--- RECORDS SHOWN ---
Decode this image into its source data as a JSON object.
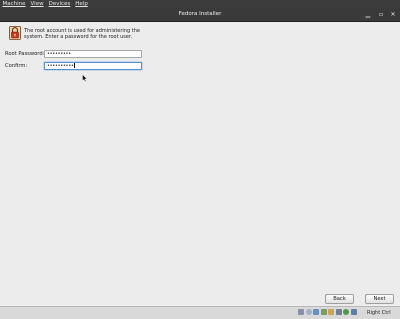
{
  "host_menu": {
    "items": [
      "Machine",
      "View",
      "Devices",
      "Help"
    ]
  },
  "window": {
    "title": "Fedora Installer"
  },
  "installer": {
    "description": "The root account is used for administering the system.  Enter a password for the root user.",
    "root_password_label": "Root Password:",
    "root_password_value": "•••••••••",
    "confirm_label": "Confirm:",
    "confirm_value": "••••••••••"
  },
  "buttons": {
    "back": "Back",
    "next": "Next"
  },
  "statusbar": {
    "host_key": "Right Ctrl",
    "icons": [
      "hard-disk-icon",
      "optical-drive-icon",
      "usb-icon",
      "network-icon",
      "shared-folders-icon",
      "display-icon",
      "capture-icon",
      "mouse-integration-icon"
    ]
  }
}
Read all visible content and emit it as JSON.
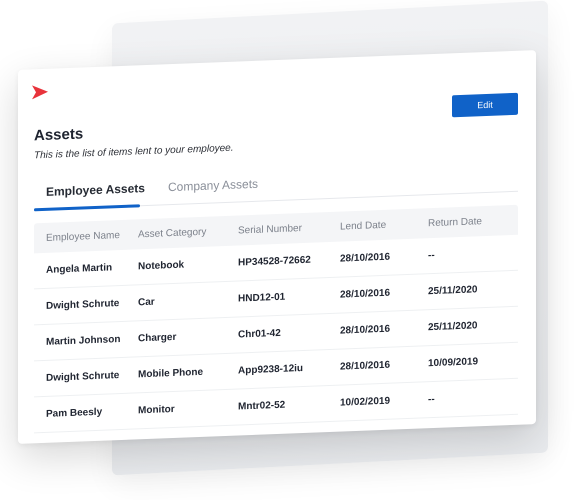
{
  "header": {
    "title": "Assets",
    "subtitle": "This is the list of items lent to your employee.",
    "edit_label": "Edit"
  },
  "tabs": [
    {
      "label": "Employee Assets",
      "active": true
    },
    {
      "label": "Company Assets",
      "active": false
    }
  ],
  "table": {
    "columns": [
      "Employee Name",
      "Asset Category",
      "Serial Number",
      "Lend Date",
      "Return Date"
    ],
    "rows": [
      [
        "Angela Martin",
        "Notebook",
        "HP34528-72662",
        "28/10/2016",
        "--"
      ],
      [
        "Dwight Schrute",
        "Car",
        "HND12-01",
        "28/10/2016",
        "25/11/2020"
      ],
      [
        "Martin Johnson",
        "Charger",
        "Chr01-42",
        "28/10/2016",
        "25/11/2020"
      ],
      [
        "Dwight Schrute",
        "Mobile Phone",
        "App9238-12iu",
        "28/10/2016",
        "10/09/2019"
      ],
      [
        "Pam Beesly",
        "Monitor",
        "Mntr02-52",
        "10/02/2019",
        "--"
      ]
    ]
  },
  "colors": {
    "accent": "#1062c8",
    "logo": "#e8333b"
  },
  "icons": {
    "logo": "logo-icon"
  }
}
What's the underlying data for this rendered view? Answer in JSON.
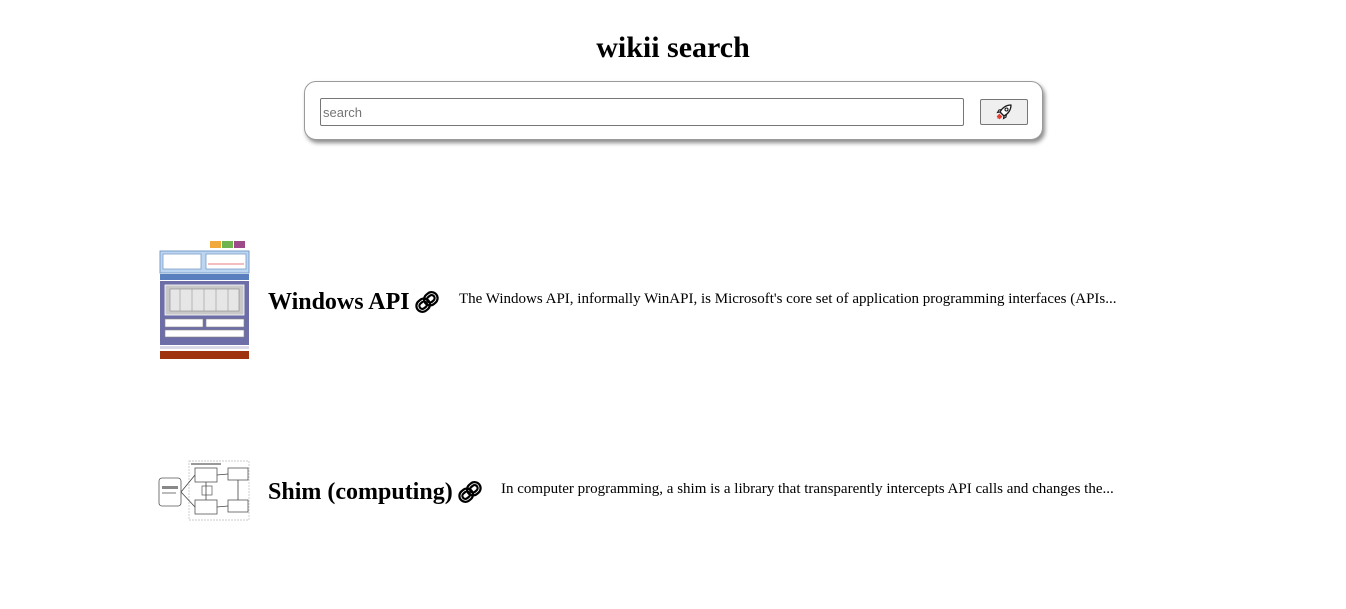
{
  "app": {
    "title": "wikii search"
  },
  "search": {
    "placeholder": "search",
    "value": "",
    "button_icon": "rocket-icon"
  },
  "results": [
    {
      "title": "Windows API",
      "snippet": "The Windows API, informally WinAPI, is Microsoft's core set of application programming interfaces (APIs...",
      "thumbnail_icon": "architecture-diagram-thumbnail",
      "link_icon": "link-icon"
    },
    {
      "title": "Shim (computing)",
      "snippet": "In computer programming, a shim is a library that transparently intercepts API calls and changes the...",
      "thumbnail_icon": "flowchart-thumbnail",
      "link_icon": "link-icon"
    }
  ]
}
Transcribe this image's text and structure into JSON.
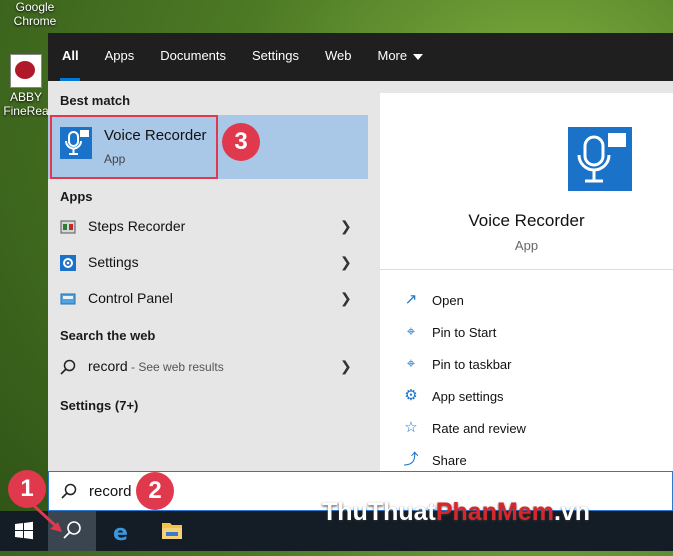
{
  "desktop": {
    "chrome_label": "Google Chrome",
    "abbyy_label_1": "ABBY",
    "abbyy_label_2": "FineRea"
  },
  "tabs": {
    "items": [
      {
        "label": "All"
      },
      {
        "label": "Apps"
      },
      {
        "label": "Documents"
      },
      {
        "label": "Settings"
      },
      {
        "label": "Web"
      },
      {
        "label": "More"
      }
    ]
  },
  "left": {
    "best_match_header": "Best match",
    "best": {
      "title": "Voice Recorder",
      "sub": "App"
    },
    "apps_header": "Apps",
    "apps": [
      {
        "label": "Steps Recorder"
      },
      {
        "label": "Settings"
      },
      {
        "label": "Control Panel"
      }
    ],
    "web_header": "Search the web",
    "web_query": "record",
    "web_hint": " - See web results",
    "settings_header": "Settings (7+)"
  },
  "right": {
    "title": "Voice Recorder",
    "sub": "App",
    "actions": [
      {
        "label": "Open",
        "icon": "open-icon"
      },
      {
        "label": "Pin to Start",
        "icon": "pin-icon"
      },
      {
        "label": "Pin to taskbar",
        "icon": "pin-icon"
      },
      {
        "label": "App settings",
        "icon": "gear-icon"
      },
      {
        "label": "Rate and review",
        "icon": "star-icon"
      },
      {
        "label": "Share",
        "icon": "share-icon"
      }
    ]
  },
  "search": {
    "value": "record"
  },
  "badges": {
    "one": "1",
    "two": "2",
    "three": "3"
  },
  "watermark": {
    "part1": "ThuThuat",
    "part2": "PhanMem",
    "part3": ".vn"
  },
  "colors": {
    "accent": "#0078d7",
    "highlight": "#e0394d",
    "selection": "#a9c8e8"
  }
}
---
--- RECORDS SHOWN ---
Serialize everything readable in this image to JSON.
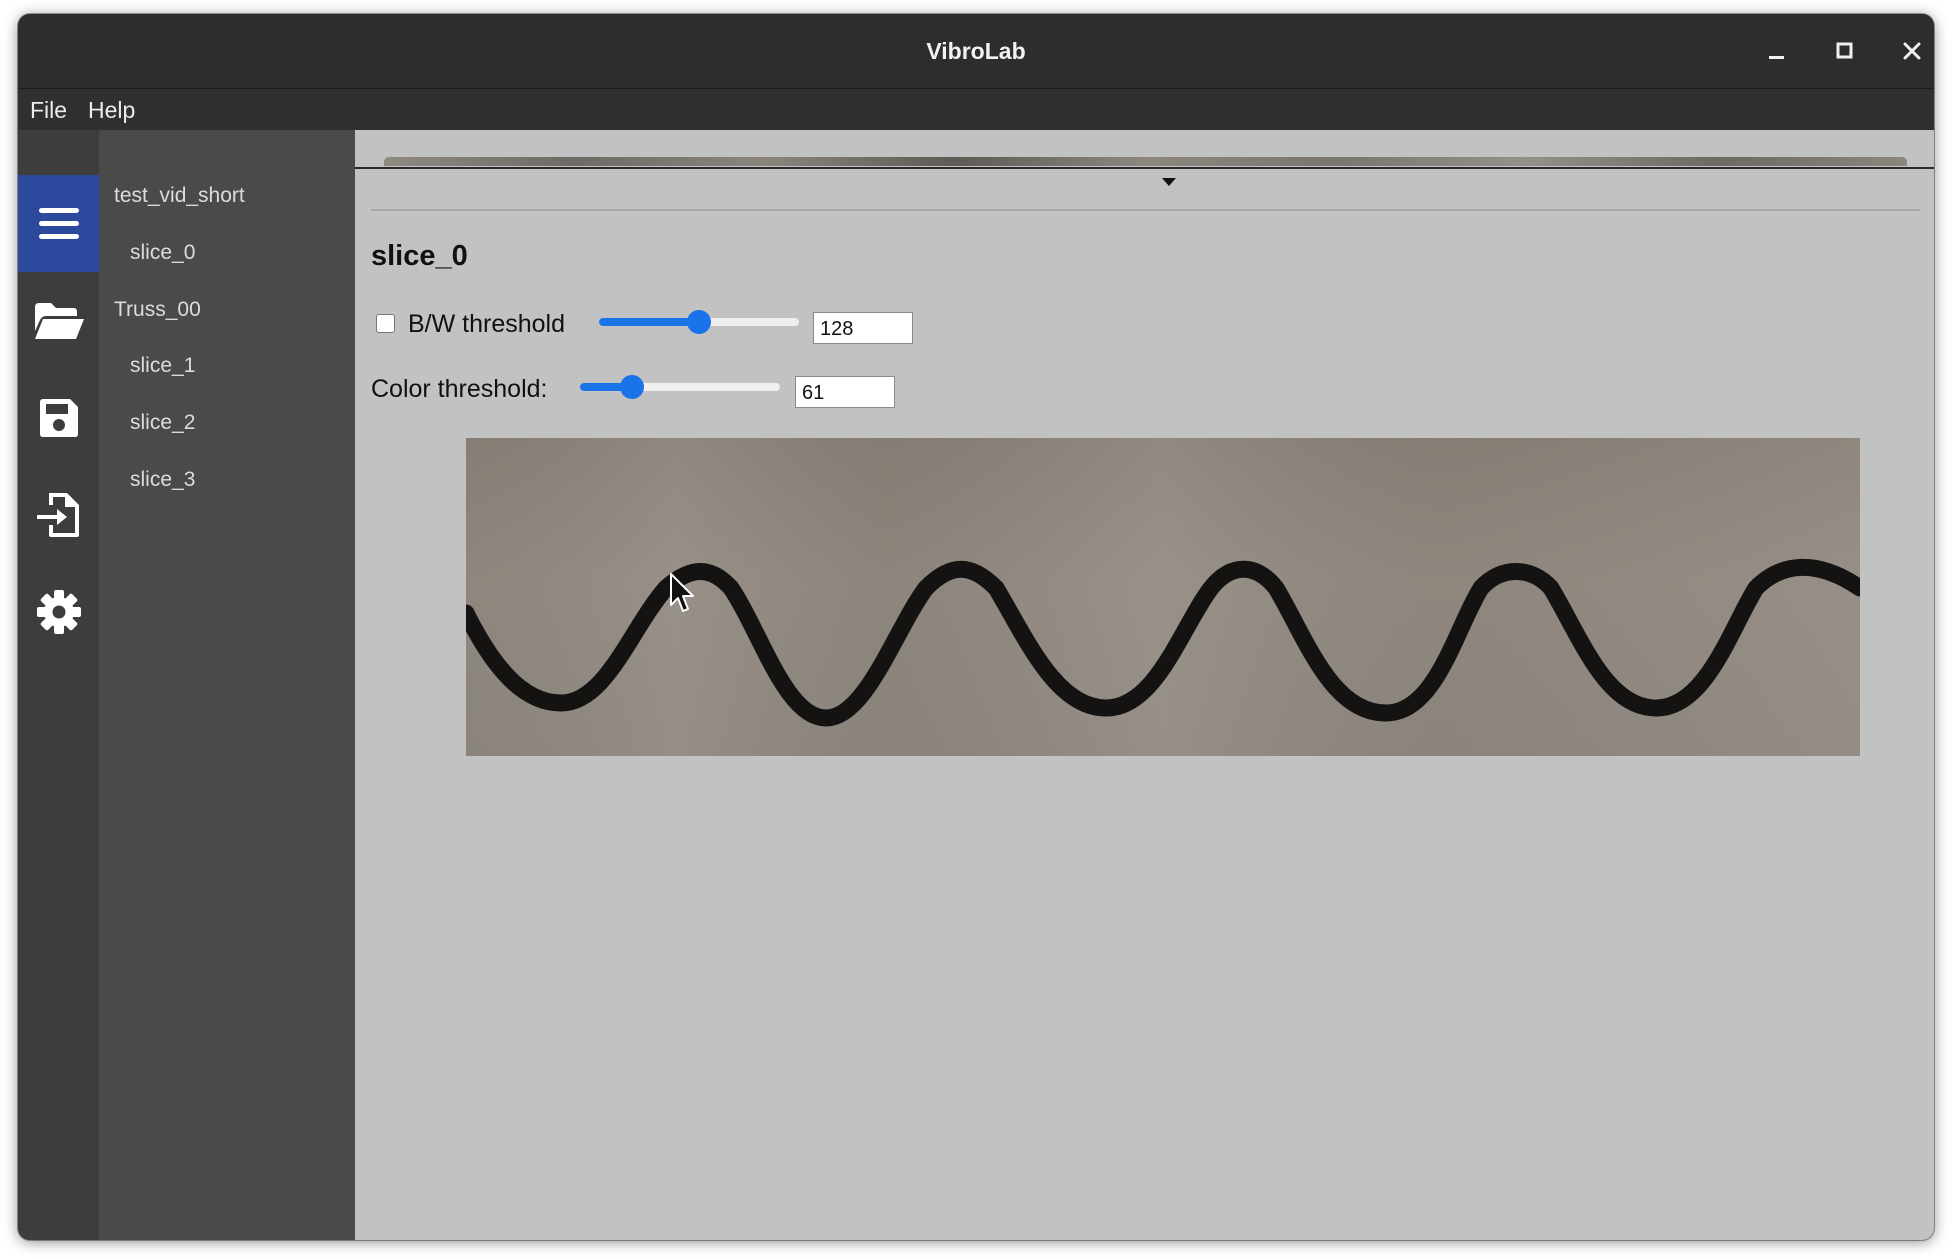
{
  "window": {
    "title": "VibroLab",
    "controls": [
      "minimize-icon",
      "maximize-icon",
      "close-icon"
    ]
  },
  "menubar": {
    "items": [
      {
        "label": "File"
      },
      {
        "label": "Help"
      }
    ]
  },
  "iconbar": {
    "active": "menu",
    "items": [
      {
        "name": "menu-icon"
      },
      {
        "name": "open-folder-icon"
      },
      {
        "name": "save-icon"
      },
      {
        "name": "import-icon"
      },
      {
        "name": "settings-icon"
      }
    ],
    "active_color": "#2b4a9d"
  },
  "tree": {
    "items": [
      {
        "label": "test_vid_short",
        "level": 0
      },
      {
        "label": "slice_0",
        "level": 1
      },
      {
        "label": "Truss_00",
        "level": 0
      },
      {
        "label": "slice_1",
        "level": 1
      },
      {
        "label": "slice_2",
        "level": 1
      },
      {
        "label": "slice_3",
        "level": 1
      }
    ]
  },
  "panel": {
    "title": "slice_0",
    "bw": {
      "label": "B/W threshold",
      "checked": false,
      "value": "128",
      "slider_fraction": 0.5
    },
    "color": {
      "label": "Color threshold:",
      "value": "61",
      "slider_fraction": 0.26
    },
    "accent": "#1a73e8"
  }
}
---
--- RECORDS SHOWN ---
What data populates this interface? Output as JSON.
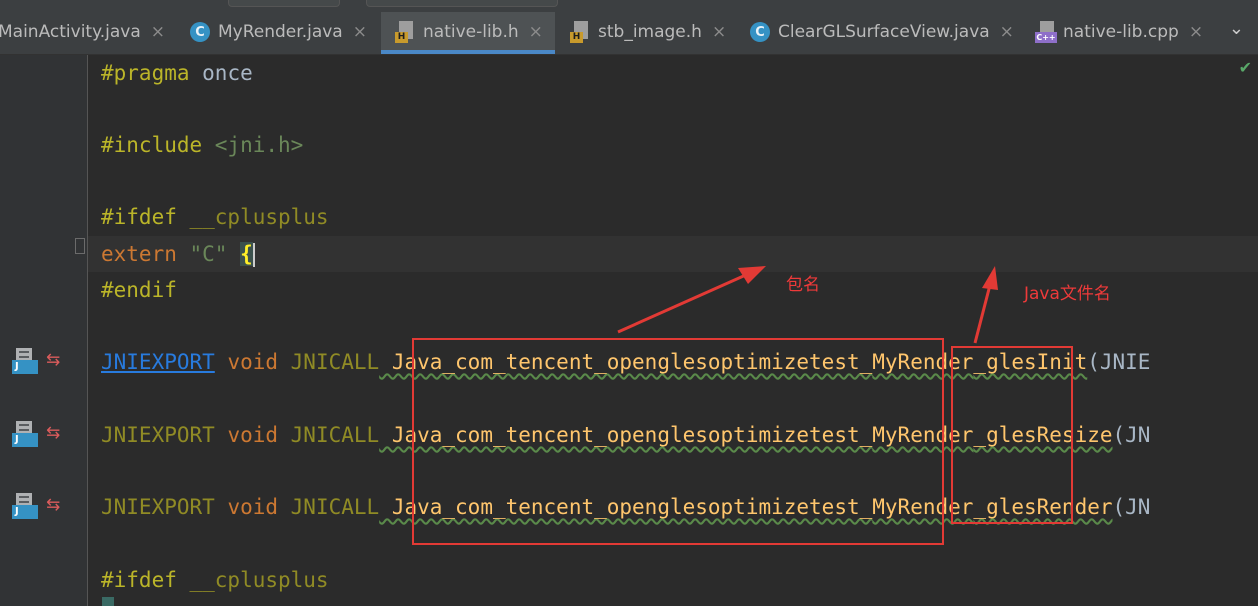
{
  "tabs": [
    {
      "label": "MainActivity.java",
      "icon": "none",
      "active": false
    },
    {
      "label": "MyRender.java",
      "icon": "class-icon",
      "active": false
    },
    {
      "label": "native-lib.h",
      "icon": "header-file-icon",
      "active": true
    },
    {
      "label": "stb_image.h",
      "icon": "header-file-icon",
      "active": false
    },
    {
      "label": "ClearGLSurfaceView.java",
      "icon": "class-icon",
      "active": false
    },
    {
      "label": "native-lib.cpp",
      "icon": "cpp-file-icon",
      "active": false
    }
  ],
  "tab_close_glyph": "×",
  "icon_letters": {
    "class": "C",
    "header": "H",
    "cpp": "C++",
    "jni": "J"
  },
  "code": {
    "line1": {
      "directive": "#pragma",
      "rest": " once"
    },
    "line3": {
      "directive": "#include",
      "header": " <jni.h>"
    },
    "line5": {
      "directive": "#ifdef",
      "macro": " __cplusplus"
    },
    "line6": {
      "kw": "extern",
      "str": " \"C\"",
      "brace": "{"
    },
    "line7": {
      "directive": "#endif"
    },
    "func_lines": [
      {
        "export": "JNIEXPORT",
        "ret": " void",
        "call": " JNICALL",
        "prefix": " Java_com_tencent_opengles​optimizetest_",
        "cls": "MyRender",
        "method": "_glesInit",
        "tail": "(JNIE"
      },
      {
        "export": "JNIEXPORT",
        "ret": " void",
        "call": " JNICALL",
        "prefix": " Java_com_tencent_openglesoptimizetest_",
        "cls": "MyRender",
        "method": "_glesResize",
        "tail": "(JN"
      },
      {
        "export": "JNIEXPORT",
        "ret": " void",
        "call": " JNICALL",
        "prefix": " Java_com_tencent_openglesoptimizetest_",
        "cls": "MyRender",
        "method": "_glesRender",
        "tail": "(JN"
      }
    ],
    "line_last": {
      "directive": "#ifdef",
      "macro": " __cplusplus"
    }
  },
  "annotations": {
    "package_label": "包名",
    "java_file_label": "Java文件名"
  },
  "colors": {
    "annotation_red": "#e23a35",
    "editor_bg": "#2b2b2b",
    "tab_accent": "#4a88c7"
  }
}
---
*WHAT IS REQUIRED:* Among the entries above, how many lines include the word "data"? Reply with the number only.

*REPLY:* 3